(Records from a data collection)

────────────────────

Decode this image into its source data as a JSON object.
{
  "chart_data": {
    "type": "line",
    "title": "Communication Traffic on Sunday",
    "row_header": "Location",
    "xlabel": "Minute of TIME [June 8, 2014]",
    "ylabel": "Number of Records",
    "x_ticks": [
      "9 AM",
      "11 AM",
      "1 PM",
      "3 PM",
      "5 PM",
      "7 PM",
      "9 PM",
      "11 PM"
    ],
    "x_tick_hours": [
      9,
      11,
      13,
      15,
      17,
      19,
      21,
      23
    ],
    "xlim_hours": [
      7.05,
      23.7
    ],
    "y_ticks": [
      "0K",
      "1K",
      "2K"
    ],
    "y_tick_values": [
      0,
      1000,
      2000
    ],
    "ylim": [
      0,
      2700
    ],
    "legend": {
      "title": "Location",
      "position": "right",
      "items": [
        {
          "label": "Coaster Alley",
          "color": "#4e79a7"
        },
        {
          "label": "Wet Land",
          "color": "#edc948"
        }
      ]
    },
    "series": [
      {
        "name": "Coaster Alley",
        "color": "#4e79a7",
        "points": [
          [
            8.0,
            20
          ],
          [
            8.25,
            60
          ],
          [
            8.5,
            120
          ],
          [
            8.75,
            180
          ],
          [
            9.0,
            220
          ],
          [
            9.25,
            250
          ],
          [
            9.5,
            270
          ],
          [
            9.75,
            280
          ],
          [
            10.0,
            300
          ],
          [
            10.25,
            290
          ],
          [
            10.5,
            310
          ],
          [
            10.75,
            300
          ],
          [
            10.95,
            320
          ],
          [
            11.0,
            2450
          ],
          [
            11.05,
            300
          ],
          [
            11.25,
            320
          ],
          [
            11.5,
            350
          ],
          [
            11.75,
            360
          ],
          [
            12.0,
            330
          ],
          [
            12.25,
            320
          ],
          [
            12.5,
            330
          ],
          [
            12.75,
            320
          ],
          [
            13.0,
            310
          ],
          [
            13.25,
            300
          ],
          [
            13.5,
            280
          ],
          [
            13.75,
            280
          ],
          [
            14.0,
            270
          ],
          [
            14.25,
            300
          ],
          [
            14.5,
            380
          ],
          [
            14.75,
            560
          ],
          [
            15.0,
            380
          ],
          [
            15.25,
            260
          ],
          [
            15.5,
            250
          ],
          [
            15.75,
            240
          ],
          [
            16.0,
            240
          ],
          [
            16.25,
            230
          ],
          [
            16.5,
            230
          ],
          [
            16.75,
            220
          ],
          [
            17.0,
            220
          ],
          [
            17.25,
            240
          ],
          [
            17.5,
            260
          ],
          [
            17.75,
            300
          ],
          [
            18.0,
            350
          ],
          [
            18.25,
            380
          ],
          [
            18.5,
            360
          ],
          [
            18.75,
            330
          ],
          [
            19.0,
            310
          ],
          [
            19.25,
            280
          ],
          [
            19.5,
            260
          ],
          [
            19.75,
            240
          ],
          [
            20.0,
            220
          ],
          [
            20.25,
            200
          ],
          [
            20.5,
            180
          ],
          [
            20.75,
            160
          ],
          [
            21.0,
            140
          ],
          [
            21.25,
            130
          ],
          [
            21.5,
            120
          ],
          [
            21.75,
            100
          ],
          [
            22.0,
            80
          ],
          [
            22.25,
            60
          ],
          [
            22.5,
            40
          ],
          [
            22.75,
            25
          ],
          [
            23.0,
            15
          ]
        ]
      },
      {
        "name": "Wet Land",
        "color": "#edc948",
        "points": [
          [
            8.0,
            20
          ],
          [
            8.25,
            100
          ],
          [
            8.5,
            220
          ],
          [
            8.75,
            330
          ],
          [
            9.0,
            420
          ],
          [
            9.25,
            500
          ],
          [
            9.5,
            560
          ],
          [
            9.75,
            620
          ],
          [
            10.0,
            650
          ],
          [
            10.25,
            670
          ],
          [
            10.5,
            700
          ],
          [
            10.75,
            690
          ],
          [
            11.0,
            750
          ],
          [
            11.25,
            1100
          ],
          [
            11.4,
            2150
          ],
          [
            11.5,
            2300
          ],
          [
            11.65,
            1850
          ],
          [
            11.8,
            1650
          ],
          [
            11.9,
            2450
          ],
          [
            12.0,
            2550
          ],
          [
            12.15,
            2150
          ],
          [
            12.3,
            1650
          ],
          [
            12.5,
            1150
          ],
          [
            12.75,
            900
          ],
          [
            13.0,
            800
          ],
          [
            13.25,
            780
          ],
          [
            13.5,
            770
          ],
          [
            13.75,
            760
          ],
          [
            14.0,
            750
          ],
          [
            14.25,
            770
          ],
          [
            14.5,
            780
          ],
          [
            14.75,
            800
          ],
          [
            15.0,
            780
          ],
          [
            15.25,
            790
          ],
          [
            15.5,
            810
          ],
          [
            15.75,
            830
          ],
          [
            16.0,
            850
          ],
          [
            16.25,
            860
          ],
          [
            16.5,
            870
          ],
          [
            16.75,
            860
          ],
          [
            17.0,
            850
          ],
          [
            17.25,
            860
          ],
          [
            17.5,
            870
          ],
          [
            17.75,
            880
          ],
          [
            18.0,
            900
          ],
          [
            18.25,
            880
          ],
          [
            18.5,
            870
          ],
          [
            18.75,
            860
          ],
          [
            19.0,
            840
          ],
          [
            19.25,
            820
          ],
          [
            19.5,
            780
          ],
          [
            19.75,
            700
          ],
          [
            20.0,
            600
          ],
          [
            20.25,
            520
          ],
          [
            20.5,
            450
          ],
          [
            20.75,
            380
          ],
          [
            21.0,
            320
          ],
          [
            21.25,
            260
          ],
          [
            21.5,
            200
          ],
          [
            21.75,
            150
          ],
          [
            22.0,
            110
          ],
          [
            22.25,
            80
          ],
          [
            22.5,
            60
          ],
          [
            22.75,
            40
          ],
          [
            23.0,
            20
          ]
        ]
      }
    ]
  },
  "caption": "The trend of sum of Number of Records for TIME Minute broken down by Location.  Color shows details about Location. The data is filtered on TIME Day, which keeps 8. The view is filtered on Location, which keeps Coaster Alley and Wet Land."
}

────────────────────

Your task is to repeat every entry exactly.

_Answer to this task_.
Decode this image into its source data as a JSON object.
{
  "chart_data": {
    "type": "line",
    "title": "Communication Traffic on Sunday",
    "row_header": "Location",
    "xlabel": "Minute of TIME [June 8, 2014]",
    "ylabel": "Number of Records",
    "x_ticks": [
      "9 AM",
      "11 AM",
      "1 PM",
      "3 PM",
      "5 PM",
      "7 PM",
      "9 PM",
      "11 PM"
    ],
    "x_tick_hours": [
      9,
      11,
      13,
      15,
      17,
      19,
      21,
      23
    ],
    "xlim_hours": [
      7.05,
      23.7
    ],
    "y_ticks": [
      "0K",
      "1K",
      "2K"
    ],
    "y_tick_values": [
      0,
      1000,
      2000
    ],
    "ylim": [
      0,
      2700
    ],
    "legend": {
      "title": "Location",
      "position": "right",
      "items": [
        {
          "label": "Coaster Alley",
          "color": "#4e79a7"
        },
        {
          "label": "Wet Land",
          "color": "#edc948"
        }
      ]
    },
    "series": [
      {
        "name": "Coaster Alley",
        "color": "#4e79a7",
        "points": [
          [
            8.0,
            20
          ],
          [
            8.25,
            60
          ],
          [
            8.5,
            120
          ],
          [
            8.75,
            180
          ],
          [
            9.0,
            220
          ],
          [
            9.25,
            250
          ],
          [
            9.5,
            270
          ],
          [
            9.75,
            280
          ],
          [
            10.0,
            300
          ],
          [
            10.25,
            290
          ],
          [
            10.5,
            310
          ],
          [
            10.75,
            300
          ],
          [
            10.95,
            320
          ],
          [
            11.0,
            2450
          ],
          [
            11.05,
            300
          ],
          [
            11.25,
            320
          ],
          [
            11.5,
            350
          ],
          [
            11.75,
            360
          ],
          [
            12.0,
            330
          ],
          [
            12.25,
            320
          ],
          [
            12.5,
            330
          ],
          [
            12.75,
            320
          ],
          [
            13.0,
            310
          ],
          [
            13.25,
            300
          ],
          [
            13.5,
            280
          ],
          [
            13.75,
            280
          ],
          [
            14.0,
            270
          ],
          [
            14.25,
            300
          ],
          [
            14.5,
            380
          ],
          [
            14.75,
            560
          ],
          [
            15.0,
            380
          ],
          [
            15.25,
            260
          ],
          [
            15.5,
            250
          ],
          [
            15.75,
            240
          ],
          [
            16.0,
            240
          ],
          [
            16.25,
            230
          ],
          [
            16.5,
            230
          ],
          [
            16.75,
            220
          ],
          [
            17.0,
            220
          ],
          [
            17.25,
            240
          ],
          [
            17.5,
            260
          ],
          [
            17.75,
            300
          ],
          [
            18.0,
            350
          ],
          [
            18.25,
            380
          ],
          [
            18.5,
            360
          ],
          [
            18.75,
            330
          ],
          [
            19.0,
            310
          ],
          [
            19.25,
            280
          ],
          [
            19.5,
            260
          ],
          [
            19.75,
            240
          ],
          [
            20.0,
            220
          ],
          [
            20.25,
            200
          ],
          [
            20.5,
            180
          ],
          [
            20.75,
            160
          ],
          [
            21.0,
            140
          ],
          [
            21.25,
            130
          ],
          [
            21.5,
            120
          ],
          [
            21.75,
            100
          ],
          [
            22.0,
            80
          ],
          [
            22.25,
            60
          ],
          [
            22.5,
            40
          ],
          [
            22.75,
            25
          ],
          [
            23.0,
            15
          ]
        ]
      },
      {
        "name": "Wet Land",
        "color": "#edc948",
        "points": [
          [
            8.0,
            20
          ],
          [
            8.25,
            100
          ],
          [
            8.5,
            220
          ],
          [
            8.75,
            330
          ],
          [
            9.0,
            420
          ],
          [
            9.25,
            500
          ],
          [
            9.5,
            560
          ],
          [
            9.75,
            620
          ],
          [
            10.0,
            650
          ],
          [
            10.25,
            670
          ],
          [
            10.5,
            700
          ],
          [
            10.75,
            690
          ],
          [
            11.0,
            750
          ],
          [
            11.25,
            1100
          ],
          [
            11.4,
            2150
          ],
          [
            11.5,
            2300
          ],
          [
            11.65,
            1850
          ],
          [
            11.8,
            1650
          ],
          [
            11.9,
            2450
          ],
          [
            12.0,
            2550
          ],
          [
            12.15,
            2150
          ],
          [
            12.3,
            1650
          ],
          [
            12.5,
            1150
          ],
          [
            12.75,
            900
          ],
          [
            13.0,
            800
          ],
          [
            13.25,
            780
          ],
          [
            13.5,
            770
          ],
          [
            13.75,
            760
          ],
          [
            14.0,
            750
          ],
          [
            14.25,
            770
          ],
          [
            14.5,
            780
          ],
          [
            14.75,
            800
          ],
          [
            15.0,
            780
          ],
          [
            15.25,
            790
          ],
          [
            15.5,
            810
          ],
          [
            15.75,
            830
          ],
          [
            16.0,
            850
          ],
          [
            16.25,
            860
          ],
          [
            16.5,
            870
          ],
          [
            16.75,
            860
          ],
          [
            17.0,
            850
          ],
          [
            17.25,
            860
          ],
          [
            17.5,
            870
          ],
          [
            17.75,
            880
          ],
          [
            18.0,
            900
          ],
          [
            18.25,
            880
          ],
          [
            18.5,
            870
          ],
          [
            18.75,
            860
          ],
          [
            19.0,
            840
          ],
          [
            19.25,
            820
          ],
          [
            19.5,
            780
          ],
          [
            19.75,
            700
          ],
          [
            20.0,
            600
          ],
          [
            20.25,
            520
          ],
          [
            20.5,
            450
          ],
          [
            20.75,
            380
          ],
          [
            21.0,
            320
          ],
          [
            21.25,
            260
          ],
          [
            21.5,
            200
          ],
          [
            21.75,
            150
          ],
          [
            22.0,
            110
          ],
          [
            22.25,
            80
          ],
          [
            22.5,
            60
          ],
          [
            22.75,
            40
          ],
          [
            23.0,
            20
          ]
        ]
      }
    ]
  },
  "caption": "The trend of sum of Number of Records for TIME Minute broken down by Location.  Color shows details about Location. The data is filtered on TIME Day, which keeps 8. The view is filtered on Location, which keeps Coaster Alley and Wet Land."
}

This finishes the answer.